(Dataset listings of figures)
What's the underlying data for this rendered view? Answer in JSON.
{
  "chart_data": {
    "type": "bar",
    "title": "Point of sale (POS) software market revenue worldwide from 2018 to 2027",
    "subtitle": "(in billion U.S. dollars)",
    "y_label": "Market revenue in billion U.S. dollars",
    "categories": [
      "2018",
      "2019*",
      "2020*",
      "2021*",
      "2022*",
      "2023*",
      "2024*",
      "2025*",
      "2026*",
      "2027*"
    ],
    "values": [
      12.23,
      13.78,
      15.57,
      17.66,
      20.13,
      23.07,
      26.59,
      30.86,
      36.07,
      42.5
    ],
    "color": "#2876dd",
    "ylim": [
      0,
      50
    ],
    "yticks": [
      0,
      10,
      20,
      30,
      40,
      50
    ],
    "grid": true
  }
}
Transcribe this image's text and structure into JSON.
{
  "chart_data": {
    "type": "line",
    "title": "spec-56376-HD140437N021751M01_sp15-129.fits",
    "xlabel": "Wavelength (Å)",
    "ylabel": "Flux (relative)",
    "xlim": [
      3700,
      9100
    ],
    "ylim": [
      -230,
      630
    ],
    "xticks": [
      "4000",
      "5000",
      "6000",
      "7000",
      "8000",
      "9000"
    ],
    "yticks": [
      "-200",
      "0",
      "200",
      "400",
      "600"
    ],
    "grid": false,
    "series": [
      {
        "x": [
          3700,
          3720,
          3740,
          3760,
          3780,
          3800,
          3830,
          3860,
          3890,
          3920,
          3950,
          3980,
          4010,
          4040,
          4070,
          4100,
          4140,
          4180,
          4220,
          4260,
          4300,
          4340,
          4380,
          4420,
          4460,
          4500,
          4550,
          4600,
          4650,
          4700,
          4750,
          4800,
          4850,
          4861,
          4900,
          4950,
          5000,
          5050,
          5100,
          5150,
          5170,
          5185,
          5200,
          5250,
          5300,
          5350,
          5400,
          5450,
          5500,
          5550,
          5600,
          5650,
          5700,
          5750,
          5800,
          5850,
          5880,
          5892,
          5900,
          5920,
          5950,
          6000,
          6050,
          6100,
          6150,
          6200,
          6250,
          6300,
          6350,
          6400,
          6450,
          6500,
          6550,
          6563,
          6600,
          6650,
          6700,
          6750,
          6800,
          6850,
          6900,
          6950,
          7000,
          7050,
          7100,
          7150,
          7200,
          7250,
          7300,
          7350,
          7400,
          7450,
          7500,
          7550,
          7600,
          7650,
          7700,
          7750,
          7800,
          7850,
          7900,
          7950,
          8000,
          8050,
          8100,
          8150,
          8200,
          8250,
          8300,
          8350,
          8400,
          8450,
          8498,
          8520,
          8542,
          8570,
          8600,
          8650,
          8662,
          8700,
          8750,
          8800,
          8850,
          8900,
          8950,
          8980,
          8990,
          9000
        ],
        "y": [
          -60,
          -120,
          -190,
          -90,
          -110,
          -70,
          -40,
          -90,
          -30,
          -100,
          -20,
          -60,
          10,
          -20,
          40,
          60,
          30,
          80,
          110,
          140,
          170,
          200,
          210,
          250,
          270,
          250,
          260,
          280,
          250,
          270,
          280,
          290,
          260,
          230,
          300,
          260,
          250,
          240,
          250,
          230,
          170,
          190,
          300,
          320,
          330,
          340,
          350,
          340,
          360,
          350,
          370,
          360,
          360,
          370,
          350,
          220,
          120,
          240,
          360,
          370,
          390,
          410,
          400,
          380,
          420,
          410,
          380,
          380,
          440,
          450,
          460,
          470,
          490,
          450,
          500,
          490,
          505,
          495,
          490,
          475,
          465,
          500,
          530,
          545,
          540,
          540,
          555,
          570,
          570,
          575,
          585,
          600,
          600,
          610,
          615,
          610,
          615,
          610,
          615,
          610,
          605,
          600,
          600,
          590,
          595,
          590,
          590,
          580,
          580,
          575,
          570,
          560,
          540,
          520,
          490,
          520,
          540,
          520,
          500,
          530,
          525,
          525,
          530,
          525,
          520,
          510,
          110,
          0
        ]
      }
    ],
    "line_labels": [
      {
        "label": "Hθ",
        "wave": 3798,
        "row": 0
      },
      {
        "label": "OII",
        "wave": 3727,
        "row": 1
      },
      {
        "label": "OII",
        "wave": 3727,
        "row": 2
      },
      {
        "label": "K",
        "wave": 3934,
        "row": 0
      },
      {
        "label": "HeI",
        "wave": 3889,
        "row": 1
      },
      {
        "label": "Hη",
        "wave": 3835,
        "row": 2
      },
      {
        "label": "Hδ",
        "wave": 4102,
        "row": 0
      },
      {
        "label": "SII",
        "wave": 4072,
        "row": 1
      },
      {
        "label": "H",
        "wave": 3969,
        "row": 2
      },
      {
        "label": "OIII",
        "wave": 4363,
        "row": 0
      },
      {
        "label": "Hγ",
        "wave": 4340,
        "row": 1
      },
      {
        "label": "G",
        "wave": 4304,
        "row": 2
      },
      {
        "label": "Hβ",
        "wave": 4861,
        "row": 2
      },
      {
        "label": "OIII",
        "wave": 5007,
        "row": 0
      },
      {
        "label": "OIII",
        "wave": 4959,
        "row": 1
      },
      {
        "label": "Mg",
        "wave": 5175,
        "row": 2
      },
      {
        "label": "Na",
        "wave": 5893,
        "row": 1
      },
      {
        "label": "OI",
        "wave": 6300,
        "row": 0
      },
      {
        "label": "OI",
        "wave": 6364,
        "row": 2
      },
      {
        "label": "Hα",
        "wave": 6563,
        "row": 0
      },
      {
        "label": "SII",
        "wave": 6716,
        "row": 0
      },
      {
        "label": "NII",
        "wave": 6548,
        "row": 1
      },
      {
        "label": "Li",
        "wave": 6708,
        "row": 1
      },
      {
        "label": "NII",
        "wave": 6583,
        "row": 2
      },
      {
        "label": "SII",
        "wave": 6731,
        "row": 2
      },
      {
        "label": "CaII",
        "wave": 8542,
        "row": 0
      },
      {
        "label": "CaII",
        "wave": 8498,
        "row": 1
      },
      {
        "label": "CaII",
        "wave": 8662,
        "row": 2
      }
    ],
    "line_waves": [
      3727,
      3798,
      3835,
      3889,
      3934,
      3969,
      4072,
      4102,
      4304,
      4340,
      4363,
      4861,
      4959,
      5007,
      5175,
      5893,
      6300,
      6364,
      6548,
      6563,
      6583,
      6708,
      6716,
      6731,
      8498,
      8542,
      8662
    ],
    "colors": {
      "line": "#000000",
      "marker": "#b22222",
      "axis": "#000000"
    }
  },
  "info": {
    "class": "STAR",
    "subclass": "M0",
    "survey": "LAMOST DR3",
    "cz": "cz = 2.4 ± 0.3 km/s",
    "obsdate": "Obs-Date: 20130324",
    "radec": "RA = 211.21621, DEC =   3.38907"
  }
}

### Task
Write out the records above again, keeping each one identical to the original.

### Result of the task
What's the underlying data for this rendered view? Answer in JSON.
{
  "chart_data": {
    "type": "bar",
    "title": "Point of sale (POS) software market revenue worldwide from 2018 to 2027",
    "subtitle": "(in billion U.S. dollars)",
    "y_label": "Market revenue in billion U.S. dollars",
    "categories": [
      "2018",
      "2019*",
      "2020*",
      "2021*",
      "2022*",
      "2023*",
      "2024*",
      "2025*",
      "2026*",
      "2027*"
    ],
    "values": [
      12.23,
      13.78,
      15.57,
      17.66,
      20.13,
      23.07,
      26.59,
      30.86,
      36.07,
      42.5
    ],
    "color": "#2876dd",
    "ylim": [
      0,
      50
    ],
    "yticks": [
      0,
      10,
      20,
      30,
      40,
      50
    ],
    "grid": true
  }
}
Transcribe this image's text and structure into JSON.
{
  "chart_data": {
    "type": "line",
    "title": "spec-56376-HD140437N021751M01_sp15-129.fits",
    "xlabel": "Wavelength (Å)",
    "ylabel": "Flux (relative)",
    "xlim": [
      3700,
      9100
    ],
    "ylim": [
      -230,
      630
    ],
    "xticks": [
      "4000",
      "5000",
      "6000",
      "7000",
      "8000",
      "9000"
    ],
    "yticks": [
      "-200",
      "0",
      "200",
      "400",
      "600"
    ],
    "grid": false,
    "series": [
      {
        "x": [
          3700,
          3720,
          3740,
          3760,
          3780,
          3800,
          3830,
          3860,
          3890,
          3920,
          3950,
          3980,
          4010,
          4040,
          4070,
          4100,
          4140,
          4180,
          4220,
          4260,
          4300,
          4340,
          4380,
          4420,
          4460,
          4500,
          4550,
          4600,
          4650,
          4700,
          4750,
          4800,
          4850,
          4861,
          4900,
          4950,
          5000,
          5050,
          5100,
          5150,
          5170,
          5185,
          5200,
          5250,
          5300,
          5350,
          5400,
          5450,
          5500,
          5550,
          5600,
          5650,
          5700,
          5750,
          5800,
          5850,
          5880,
          5892,
          5900,
          5920,
          5950,
          6000,
          6050,
          6100,
          6150,
          6200,
          6250,
          6300,
          6350,
          6400,
          6450,
          6500,
          6550,
          6563,
          6600,
          6650,
          6700,
          6750,
          6800,
          6850,
          6900,
          6950,
          7000,
          7050,
          7100,
          7150,
          7200,
          7250,
          7300,
          7350,
          7400,
          7450,
          7500,
          7550,
          7600,
          7650,
          7700,
          7750,
          7800,
          7850,
          7900,
          7950,
          8000,
          8050,
          8100,
          8150,
          8200,
          8250,
          8300,
          8350,
          8400,
          8450,
          8498,
          8520,
          8542,
          8570,
          8600,
          8650,
          8662,
          8700,
          8750,
          8800,
          8850,
          8900,
          8950,
          8980,
          8990,
          9000
        ],
        "y": [
          -60,
          -120,
          -190,
          -90,
          -110,
          -70,
          -40,
          -90,
          -30,
          -100,
          -20,
          -60,
          10,
          -20,
          40,
          60,
          30,
          80,
          110,
          140,
          170,
          200,
          210,
          250,
          270,
          250,
          260,
          280,
          250,
          270,
          280,
          290,
          260,
          230,
          300,
          260,
          250,
          240,
          250,
          230,
          170,
          190,
          300,
          320,
          330,
          340,
          350,
          340,
          360,
          350,
          370,
          360,
          360,
          370,
          350,
          220,
          120,
          240,
          360,
          370,
          390,
          410,
          400,
          380,
          420,
          410,
          380,
          380,
          440,
          450,
          460,
          470,
          490,
          450,
          500,
          490,
          505,
          495,
          490,
          475,
          465,
          500,
          530,
          545,
          540,
          540,
          555,
          570,
          570,
          575,
          585,
          600,
          600,
          610,
          615,
          610,
          615,
          610,
          615,
          610,
          605,
          600,
          600,
          590,
          595,
          590,
          590,
          580,
          580,
          575,
          570,
          560,
          540,
          520,
          490,
          520,
          540,
          520,
          500,
          530,
          525,
          525,
          530,
          525,
          520,
          510,
          110,
          0
        ]
      }
    ],
    "line_labels": [
      {
        "label": "Hθ",
        "wave": 3798,
        "row": 0
      },
      {
        "label": "OII",
        "wave": 3727,
        "row": 1
      },
      {
        "label": "OII",
        "wave": 3727,
        "row": 2
      },
      {
        "label": "K",
        "wave": 3934,
        "row": 0
      },
      {
        "label": "HeI",
        "wave": 3889,
        "row": 1
      },
      {
        "label": "Hη",
        "wave": 3835,
        "row": 2
      },
      {
        "label": "Hδ",
        "wave": 4102,
        "row": 0
      },
      {
        "label": "SII",
        "wave": 4072,
        "row": 1
      },
      {
        "label": "H",
        "wave": 3969,
        "row": 2
      },
      {
        "label": "OIII",
        "wave": 4363,
        "row": 0
      },
      {
        "label": "Hγ",
        "wave": 4340,
        "row": 1
      },
      {
        "label": "G",
        "wave": 4304,
        "row": 2
      },
      {
        "label": "Hβ",
        "wave": 4861,
        "row": 2
      },
      {
        "label": "OIII",
        "wave": 5007,
        "row": 0
      },
      {
        "label": "OIII",
        "wave": 4959,
        "row": 1
      },
      {
        "label": "Mg",
        "wave": 5175,
        "row": 2
      },
      {
        "label": "Na",
        "wave": 5893,
        "row": 1
      },
      {
        "label": "OI",
        "wave": 6300,
        "row": 0
      },
      {
        "label": "OI",
        "wave": 6364,
        "row": 2
      },
      {
        "label": "Hα",
        "wave": 6563,
        "row": 0
      },
      {
        "label": "SII",
        "wave": 6716,
        "row": 0
      },
      {
        "label": "NII",
        "wave": 6548,
        "row": 1
      },
      {
        "label": "Li",
        "wave": 6708,
        "row": 1
      },
      {
        "label": "NII",
        "wave": 6583,
        "row": 2
      },
      {
        "label": "SII",
        "wave": 6731,
        "row": 2
      },
      {
        "label": "CaII",
        "wave": 8542,
        "row": 0
      },
      {
        "label": "CaII",
        "wave": 8498,
        "row": 1
      },
      {
        "label": "CaII",
        "wave": 8662,
        "row": 2
      }
    ],
    "line_waves": [
      3727,
      3798,
      3835,
      3889,
      3934,
      3969,
      4072,
      4102,
      4304,
      4340,
      4363,
      4861,
      4959,
      5007,
      5175,
      5893,
      6300,
      6364,
      6548,
      6563,
      6583,
      6708,
      6716,
      6731,
      8498,
      8542,
      8662
    ],
    "colors": {
      "line": "#000000",
      "marker": "#b22222",
      "axis": "#000000"
    }
  },
  "info": {
    "class": "STAR",
    "subclass": "M0",
    "survey": "LAMOST DR3",
    "cz": "cz = 2.4 ± 0.3 km/s",
    "obsdate": "Obs-Date: 20130324",
    "radec": "RA = 211.21621, DEC =   3.38907"
  }
}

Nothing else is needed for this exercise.